** START OF The input **

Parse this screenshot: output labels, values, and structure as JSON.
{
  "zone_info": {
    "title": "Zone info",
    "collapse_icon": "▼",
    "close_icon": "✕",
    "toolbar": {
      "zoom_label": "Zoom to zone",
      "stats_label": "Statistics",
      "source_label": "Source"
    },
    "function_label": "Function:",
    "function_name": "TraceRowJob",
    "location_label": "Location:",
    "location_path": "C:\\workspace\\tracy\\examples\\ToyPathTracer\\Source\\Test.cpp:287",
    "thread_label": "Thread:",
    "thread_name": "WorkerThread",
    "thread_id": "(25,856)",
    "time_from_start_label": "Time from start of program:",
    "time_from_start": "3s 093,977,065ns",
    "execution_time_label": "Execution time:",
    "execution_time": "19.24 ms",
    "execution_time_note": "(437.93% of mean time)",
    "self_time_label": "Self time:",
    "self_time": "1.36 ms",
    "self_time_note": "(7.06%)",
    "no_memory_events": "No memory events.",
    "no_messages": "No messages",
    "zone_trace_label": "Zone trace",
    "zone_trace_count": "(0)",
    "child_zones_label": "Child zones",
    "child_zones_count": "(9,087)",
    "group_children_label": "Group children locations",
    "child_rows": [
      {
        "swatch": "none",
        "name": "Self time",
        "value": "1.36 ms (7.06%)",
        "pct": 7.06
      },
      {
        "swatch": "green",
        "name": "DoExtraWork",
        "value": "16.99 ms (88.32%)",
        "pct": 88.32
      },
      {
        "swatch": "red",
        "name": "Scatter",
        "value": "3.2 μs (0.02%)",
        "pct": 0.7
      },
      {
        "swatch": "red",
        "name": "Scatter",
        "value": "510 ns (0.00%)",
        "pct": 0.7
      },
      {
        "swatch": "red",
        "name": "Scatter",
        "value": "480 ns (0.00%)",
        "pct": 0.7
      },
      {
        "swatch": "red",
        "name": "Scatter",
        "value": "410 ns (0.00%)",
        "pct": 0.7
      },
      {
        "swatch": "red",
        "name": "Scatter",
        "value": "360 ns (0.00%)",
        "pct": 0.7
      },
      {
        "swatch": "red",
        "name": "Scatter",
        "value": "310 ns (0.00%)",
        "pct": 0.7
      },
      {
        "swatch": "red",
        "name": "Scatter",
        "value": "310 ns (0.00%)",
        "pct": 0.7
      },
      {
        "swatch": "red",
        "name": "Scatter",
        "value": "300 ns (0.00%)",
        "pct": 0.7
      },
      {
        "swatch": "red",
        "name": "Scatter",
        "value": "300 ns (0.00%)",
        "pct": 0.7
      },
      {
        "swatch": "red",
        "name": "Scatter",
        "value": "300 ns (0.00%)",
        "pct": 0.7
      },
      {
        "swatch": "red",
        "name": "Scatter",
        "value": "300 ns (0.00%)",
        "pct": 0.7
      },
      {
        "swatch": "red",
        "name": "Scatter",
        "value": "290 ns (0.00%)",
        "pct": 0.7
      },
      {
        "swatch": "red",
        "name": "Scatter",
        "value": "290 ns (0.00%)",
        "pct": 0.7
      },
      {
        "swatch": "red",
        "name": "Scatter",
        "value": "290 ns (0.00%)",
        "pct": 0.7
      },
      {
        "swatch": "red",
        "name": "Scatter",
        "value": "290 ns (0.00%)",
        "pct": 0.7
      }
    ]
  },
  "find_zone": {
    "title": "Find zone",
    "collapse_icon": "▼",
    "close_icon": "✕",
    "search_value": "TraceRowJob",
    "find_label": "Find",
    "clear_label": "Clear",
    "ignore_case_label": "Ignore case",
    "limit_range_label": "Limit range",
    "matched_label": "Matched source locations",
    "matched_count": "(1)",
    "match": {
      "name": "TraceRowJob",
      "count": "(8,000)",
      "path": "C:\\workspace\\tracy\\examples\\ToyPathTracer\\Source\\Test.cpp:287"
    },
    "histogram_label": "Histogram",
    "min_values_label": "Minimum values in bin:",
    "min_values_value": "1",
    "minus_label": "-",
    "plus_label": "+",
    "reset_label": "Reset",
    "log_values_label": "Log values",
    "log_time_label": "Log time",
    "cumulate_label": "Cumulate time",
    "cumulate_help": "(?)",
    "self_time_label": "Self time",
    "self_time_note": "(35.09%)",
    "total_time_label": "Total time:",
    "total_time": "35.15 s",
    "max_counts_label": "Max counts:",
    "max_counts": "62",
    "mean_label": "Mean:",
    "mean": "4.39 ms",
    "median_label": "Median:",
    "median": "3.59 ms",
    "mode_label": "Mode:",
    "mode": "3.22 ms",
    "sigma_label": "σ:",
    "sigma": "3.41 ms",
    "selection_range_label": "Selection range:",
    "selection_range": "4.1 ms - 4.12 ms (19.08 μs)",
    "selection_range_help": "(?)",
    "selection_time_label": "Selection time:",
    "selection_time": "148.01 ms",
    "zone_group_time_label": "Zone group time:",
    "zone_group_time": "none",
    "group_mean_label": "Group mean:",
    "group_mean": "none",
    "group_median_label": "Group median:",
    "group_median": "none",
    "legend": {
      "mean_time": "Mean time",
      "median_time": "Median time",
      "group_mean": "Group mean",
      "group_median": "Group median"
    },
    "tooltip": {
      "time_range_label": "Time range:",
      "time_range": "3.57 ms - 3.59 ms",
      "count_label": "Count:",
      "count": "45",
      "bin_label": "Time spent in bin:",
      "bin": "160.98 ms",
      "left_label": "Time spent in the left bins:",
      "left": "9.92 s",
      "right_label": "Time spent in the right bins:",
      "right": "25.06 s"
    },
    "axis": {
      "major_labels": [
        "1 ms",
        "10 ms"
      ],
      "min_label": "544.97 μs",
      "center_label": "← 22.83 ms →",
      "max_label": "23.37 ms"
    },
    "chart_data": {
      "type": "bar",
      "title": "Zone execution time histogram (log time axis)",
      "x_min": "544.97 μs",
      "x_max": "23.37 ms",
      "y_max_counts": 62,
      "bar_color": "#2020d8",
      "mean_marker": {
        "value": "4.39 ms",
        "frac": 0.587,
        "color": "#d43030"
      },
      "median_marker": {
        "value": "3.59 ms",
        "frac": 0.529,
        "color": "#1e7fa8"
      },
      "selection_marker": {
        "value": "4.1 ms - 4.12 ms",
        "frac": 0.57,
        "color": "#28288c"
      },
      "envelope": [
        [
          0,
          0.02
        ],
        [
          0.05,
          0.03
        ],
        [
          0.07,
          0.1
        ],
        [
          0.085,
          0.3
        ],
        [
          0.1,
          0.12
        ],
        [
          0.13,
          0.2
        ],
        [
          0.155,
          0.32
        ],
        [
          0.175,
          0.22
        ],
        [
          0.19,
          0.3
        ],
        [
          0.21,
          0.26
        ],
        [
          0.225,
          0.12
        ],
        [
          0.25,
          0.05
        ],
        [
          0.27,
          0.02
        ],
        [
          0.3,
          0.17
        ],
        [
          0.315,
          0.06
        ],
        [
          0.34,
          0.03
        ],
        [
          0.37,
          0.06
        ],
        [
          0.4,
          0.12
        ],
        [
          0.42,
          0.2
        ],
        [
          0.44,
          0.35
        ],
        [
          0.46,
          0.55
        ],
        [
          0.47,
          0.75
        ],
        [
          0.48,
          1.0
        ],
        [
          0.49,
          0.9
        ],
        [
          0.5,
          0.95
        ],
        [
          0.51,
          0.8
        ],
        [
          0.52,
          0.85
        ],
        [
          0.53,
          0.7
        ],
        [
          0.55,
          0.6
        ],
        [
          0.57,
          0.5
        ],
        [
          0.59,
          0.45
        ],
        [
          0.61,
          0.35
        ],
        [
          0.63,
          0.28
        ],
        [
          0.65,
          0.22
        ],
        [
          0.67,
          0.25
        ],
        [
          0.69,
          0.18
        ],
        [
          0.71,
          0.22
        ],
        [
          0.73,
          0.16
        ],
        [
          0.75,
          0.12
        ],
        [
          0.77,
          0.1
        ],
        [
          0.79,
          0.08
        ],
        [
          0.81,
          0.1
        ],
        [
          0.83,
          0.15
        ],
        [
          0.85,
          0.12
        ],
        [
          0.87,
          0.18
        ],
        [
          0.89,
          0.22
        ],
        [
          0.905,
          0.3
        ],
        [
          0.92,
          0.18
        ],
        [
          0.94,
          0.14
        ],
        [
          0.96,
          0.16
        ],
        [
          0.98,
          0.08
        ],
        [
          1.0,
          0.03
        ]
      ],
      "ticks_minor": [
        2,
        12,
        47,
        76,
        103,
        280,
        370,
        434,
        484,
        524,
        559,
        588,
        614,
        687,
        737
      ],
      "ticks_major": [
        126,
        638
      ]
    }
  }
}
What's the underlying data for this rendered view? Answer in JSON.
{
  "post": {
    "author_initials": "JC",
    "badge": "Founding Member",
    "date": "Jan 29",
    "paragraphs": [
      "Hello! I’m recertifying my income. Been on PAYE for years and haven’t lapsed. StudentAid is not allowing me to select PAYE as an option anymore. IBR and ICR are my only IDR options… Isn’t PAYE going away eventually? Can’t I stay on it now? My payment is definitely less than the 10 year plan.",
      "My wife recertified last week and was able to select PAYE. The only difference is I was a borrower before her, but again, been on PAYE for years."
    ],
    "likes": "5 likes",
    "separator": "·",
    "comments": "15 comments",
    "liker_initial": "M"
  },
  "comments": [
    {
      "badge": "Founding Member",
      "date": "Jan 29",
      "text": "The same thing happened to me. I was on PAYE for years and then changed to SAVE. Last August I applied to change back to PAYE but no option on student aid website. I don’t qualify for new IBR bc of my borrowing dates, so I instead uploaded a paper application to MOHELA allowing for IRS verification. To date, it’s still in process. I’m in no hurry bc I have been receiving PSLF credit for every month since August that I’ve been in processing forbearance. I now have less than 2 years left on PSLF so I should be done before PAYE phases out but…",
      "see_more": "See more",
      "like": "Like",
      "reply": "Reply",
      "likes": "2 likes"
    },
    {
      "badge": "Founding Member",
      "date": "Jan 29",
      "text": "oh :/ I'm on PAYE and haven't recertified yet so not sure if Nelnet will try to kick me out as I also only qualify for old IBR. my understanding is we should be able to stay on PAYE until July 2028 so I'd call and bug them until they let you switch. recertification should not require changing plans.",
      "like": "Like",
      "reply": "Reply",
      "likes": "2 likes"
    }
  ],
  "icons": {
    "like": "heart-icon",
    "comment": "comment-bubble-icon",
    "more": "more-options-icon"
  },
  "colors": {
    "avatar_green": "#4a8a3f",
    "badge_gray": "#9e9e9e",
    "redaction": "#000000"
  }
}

** END OF The input **

Set task
Which lines in the data above contain "ToyPathTracer"? Show each one.

Right answer
    "location_path": "C:\\workspace\\tracy\\examples\\ToyPathTracer\\Source\\Test.cpp:287",
      "path": "C:\\workspace\\tracy\\examples\\ToyPathTracer\\Source\\Test.cpp:287"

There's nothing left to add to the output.